▸ **Requirement**
Output an exact reproduction of the data.

▸ **Exercise input**

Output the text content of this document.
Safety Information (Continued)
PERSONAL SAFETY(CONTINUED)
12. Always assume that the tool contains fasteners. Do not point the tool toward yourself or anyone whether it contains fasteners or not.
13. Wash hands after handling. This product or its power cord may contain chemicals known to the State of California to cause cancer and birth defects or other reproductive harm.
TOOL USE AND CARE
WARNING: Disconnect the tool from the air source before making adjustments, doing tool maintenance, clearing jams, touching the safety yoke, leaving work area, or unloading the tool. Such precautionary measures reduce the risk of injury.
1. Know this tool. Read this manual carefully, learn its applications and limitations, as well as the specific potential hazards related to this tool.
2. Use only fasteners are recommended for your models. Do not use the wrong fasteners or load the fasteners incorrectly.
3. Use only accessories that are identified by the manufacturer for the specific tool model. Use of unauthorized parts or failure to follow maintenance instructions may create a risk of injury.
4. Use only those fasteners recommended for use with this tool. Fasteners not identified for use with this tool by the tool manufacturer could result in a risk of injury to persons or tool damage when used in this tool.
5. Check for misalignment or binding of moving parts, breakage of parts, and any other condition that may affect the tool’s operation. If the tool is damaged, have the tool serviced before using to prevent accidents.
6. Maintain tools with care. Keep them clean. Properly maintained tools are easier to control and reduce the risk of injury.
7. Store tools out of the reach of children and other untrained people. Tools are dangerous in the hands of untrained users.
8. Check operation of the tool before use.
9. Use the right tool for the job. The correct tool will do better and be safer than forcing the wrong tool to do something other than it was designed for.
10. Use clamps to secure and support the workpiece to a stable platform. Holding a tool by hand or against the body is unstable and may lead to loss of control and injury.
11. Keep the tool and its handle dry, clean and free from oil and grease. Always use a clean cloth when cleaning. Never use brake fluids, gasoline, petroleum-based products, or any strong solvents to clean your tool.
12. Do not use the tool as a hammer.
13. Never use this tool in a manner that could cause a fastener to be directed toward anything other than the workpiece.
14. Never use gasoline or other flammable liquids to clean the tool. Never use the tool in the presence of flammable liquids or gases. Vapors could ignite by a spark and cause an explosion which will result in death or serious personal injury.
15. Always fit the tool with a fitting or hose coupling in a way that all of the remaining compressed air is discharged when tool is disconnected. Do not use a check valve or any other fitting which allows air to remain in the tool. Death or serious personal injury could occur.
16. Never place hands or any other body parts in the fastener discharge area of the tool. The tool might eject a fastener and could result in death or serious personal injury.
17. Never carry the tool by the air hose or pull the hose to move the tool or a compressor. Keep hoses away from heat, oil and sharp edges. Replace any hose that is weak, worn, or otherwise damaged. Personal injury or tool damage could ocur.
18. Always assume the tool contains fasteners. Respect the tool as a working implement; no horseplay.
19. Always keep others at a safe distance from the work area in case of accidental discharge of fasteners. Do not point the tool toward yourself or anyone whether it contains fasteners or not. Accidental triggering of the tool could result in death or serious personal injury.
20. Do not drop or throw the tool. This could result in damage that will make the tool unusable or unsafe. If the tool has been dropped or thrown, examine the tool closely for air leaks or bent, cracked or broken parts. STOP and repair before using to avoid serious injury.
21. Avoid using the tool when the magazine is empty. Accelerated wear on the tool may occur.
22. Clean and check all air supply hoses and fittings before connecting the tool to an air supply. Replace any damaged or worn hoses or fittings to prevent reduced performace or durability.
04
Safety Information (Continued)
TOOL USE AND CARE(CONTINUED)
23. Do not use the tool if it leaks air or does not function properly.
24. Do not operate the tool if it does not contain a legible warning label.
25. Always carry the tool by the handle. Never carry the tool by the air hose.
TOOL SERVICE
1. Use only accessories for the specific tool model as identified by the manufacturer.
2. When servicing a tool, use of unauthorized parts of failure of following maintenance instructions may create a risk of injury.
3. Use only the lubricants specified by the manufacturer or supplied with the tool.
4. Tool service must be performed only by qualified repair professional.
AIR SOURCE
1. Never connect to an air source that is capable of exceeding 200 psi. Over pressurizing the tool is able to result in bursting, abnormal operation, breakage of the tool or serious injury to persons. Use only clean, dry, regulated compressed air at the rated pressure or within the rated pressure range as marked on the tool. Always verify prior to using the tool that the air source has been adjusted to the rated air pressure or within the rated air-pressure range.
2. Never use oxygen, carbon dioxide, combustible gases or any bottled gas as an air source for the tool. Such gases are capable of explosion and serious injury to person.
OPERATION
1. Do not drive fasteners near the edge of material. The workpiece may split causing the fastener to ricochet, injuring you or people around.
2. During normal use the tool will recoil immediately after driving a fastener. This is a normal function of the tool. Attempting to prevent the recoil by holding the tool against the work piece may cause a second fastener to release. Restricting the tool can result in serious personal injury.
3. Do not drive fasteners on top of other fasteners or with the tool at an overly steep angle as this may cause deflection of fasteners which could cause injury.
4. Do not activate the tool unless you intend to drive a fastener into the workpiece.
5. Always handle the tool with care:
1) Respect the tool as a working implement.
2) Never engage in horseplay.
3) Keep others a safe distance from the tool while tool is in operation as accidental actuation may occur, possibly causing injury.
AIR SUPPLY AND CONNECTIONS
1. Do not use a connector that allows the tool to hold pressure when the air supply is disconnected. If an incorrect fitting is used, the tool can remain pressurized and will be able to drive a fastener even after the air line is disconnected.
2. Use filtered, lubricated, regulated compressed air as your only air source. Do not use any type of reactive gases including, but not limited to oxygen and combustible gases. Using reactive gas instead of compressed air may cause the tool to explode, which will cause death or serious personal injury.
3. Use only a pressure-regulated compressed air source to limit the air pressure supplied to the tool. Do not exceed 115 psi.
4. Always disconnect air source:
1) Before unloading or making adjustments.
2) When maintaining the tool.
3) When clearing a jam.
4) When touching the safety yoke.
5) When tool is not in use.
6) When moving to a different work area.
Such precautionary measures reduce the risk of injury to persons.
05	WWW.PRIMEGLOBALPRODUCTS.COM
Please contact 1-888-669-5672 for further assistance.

▸ **Right answer**
Output the text content of this document.
Safety Information (Continued)
PERSONAL SAFETY(CONTINUED)
12. Always assume that the tool contains fasteners. Do not point the tool toward yourself or anyone whether it contains fasteners or not.
13. Wash hands after handling. This product or its power cord may contain chemicals known to the State of California to cause cancer and birth defects or other reproductive harm.
TOOL USE AND CARE
WARNING: Disconnect the tool from the air source before making adjustments, doing tool maintenance, clearing jams, touching the safety yoke, leaving work area, or unloading the tool. Such precautionary measures reduce the risk of injury.
1. Know this tool. Read this manual carefully, learn its applications and limitations, as well as the specific potential hazards related to this tool.
2. Use only fasteners are recommended for your models. Do not use the wrong fasteners or load the fasteners incorrectly.
3. Use only accessories that are identified by the manufacturer for the specific tool model. Use of unauthorized parts or failure to follow maintenance instructions may create a risk of injury.
4. Use only those fasteners recommended for use with this tool. Fasteners not identified for use with this tool by the tool manufacturer could result in a risk of injury to persons or tool damage when used in this tool.
5. Check for misalignment or binding of moving parts, breakage of parts, and any other condition that may affect the tool’s operation. If the tool is damaged, have the tool serviced before using to prevent accidents.
6. Maintain tools with care. Keep them clean. Properly maintained tools are easier to control and reduce the risk of injury.
7. Store tools out of the reach of children and other untrained people. Tools are dangerous in the hands of untrained users.
8. Check operation of the tool before use.
9. Use the right tool for the job. The correct tool will do better and be safer than forcing the wrong tool to do something other than it was designed for.
10. Use clamps to secure and support the workpiece to a stable platform. Holding a tool by hand or against the body is unstable and may lead to loss of control and injury.
11. Keep the tool and its handle dry, clean and free from oil and grease. Always use a clean cloth when cleaning. Never use brake fluids, gasoline, petroleum-based products, or any strong solvents to clean your tool.
12. Do not use the tool as a hammer.
13. Never use this tool in a manner that could cause a fastener to be directed toward anything other than the workpiece.
14. Never use gasoline or other flammable liquids to clean the tool. Never use the tool in the presence of flammable liquids or gases. Vapors could ignite by a spark and cause an explosion which will result in death or serious personal injury.
15. Always fit the tool with a fitting or hose coupling in a way that all of the remaining compressed air is discharged when tool is disconnected. Do not use a check valve or any other fitting which allows air to remain in the tool. Death or serious personal injury could occur.
16. Never place hands or any other body parts in the fastener discharge area of the tool. The tool might eject a fastener and could result in death or serious personal injury.
17. Never carry the tool by the air hose or pull the hose to move the tool or a compressor. Keep hoses away from heat, oil and sharp edges. Replace any hose that is weak, worn, or otherwise damaged. Personal injury or tool damage could ocur.
18. Always assume the tool contains fasteners. Respect the tool as a working implement; no horseplay.
19. Always keep others at a safe distance from the work area in case of accidental discharge of fasteners. Do not point the tool toward yourself or anyone whether it contains fasteners or not. Accidental triggering of the tool could result in death or serious personal injury.
20. Do not drop or throw the tool. This could result in damage that will make the tool unusable or unsafe. If the tool has been dropped or thrown, examine the tool closely for air leaks or bent, cracked or broken parts. STOP and repair before using to avoid serious injury.
21. Avoid using the tool when the magazine is empty. Accelerated wear on the tool may occur.
22. Clean and check all air supply hoses and fittings before connecting the tool to an air supply. Replace any damaged or worn hoses or fittings to prevent reduced performace or durability.
04
Safety Information (Continued)
TOOL USE AND CARE(CONTINUED)
23. Do not use the tool if it leaks air or does not function properly.
24. Do not operate the tool if it does not contain a legible warning label.
25. Always carry the tool by the handle. Never carry the tool by the air hose.
TOOL SERVICE
1. Use only accessories for the specific tool model as identified by the manufacturer.
2. When servicing a tool, use of unauthorized parts of failure of following maintenance instructions may create a risk of injury.
3. Use only the lubricants specified by the manufacturer or supplied with the tool.
4. Tool service must be performed only by qualified repair professional.
AIR SOURCE
1. Never connect to an air source that is capable of exceeding 200 psi. Over pressurizing the tool is able to result in bursting, abnormal operation, breakage of the tool or serious injury to persons. Use only clean, dry, regulated compressed air at the rated pressure or within the rated pressure range as marked on the tool. Always verify prior to using the tool that the air source has been adjusted to the rated air pressure or within the rated air-pressure range.
2. Never use oxygen, carbon dioxide, combustible gases or any bottled gas as an air source for the tool. Such gases are capable of explosion and serious injury to person.
OPERATION
1. Do not drive fasteners near the edge of material. The workpiece may split causing the fastener to ricochet, injuring you or people around.
2. During normal use the tool will recoil immediately after driving a fastener. This is a normal function of the tool. Attempting to prevent the recoil by holding the tool against the work piece may cause a second fastener to release. Restricting the tool can result in serious personal injury.
3. Do not drive fasteners on top of other fasteners or with the tool at an overly steep angle as this may cause deflection of fasteners which could cause injury.
4. Do not activate the tool unless you intend to drive a fastener into the workpiece.
5. Always handle the tool with care:
1) Respect the tool as a working implement.
2) Never engage in horseplay.
3) Keep others a safe distance from the tool while tool is in operation as accidental actuation may occur, possibly causing injury.
AIR SUPPLY AND CONNECTIONS
1. Do not use a connector that allows the tool to hold pressure when the air supply is disconnected. If an incorrect fitting is used, the tool can remain pressurized and will be able to drive a fastener even after the air line is disconnected.
2. Use filtered, lubricated, regulated compressed air as your only air source. Do not use any type of reactive gases including, but not limited to oxygen and combustible gases. Using reactive gas instead of compressed air may cause the tool to explode, which will cause death or serious personal injury.
3. Use only a pressure-regulated compressed air source to limit the air pressure supplied to the tool. Do not exceed 115 psi.
4. Always disconnect air source:
1) Before unloading or making adjustments.
2) When maintaining the tool.
3) When clearing a jam.
4) When touching the safety yoke.
5) When tool is not in use.
6) When moving to a different work area.
Such precautionary measures reduce the risk of injury to persons.
05	WWW.PRIMEGLOBALPRODUCTS.COM
Please contact 1-888-669-5672 for further assistance.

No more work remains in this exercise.